**Exercise brief:** Output the data exactly, with every line intact.

*** Exercise materials

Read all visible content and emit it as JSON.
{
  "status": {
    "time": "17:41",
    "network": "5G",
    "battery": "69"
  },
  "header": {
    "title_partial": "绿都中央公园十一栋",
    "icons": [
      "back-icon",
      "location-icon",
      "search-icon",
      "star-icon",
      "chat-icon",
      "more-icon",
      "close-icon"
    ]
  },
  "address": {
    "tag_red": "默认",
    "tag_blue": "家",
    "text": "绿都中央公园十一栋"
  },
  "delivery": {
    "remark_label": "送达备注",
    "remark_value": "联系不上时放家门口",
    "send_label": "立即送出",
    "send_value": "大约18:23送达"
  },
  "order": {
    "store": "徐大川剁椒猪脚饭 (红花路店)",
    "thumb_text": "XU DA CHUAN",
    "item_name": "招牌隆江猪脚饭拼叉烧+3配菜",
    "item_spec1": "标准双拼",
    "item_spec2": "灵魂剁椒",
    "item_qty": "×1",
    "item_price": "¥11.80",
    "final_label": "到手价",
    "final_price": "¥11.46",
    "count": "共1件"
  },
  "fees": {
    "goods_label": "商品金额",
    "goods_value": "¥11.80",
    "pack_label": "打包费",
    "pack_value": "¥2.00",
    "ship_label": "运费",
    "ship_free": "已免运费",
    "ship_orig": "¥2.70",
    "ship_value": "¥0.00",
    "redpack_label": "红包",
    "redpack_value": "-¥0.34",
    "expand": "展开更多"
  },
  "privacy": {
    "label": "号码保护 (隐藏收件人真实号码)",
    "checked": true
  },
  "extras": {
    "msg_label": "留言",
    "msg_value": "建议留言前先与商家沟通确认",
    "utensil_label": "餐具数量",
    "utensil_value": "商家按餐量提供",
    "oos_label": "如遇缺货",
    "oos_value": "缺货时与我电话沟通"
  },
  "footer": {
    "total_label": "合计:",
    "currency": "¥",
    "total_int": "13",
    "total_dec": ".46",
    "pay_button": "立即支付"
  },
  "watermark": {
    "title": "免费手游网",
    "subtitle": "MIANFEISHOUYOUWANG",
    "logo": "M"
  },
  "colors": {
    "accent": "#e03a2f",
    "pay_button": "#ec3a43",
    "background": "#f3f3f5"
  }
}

******

**Finished exercise:**
Read all visible content and emit it as JSON.
{
  "status": {
    "time": "17:41",
    "network": "5G",
    "battery": "69"
  },
  "header": {
    "title_partial": "绿都中央公园十一栋",
    "icons": [
      "back-icon",
      "location-icon",
      "search-icon",
      "star-icon",
      "chat-icon",
      "more-icon",
      "close-icon"
    ]
  },
  "address": {
    "tag_red": "默认",
    "tag_blue": "家",
    "text": "绿都中央公园十一栋"
  },
  "delivery": {
    "remark_label": "送达备注",
    "remark_value": "联系不上时放家门口",
    "send_label": "立即送出",
    "send_value": "大约18:23送达"
  },
  "order": {
    "store": "徐大川剁椒猪脚饭 (红花路店)",
    "thumb_text": "XU DA CHUAN",
    "item_name": "招牌隆江猪脚饭拼叉烧+3配菜",
    "item_spec1": "标准双拼",
    "item_spec2": "灵魂剁椒",
    "item_qty": "×1",
    "item_price": "¥11.80",
    "final_label": "到手价",
    "final_price": "¥11.46",
    "count": "共1件"
  },
  "fees": {
    "goods_label": "商品金额",
    "goods_value": "¥11.80",
    "pack_label": "打包费",
    "pack_value": "¥2.00",
    "ship_label": "运费",
    "ship_free": "已免运费",
    "ship_orig": "¥2.70",
    "ship_value": "¥0.00",
    "redpack_label": "红包",
    "redpack_value": "-¥0.34",
    "expand": "展开更多"
  },
  "privacy": {
    "label": "号码保护 (隐藏收件人真实号码)",
    "checked": true
  },
  "extras": {
    "msg_label": "留言",
    "msg_value": "建议留言前先与商家沟通确认",
    "utensil_label": "餐具数量",
    "utensil_value": "商家按餐量提供",
    "oos_label": "如遇缺货",
    "oos_value": "缺货时与我电话沟通"
  },
  "footer": {
    "total_label": "合计:",
    "currency": "¥",
    "total_int": "13",
    "total_dec": ".46",
    "pay_button": "立即支付"
  },
  "watermark": {
    "title": "免费手游网",
    "subtitle": "MIANFEISHOUYOUWANG",
    "logo": "M"
  },
  "colors": {
    "accent": "#e03a2f",
    "pay_button": "#ec3a43",
    "background": "#f3f3f5"
  }
}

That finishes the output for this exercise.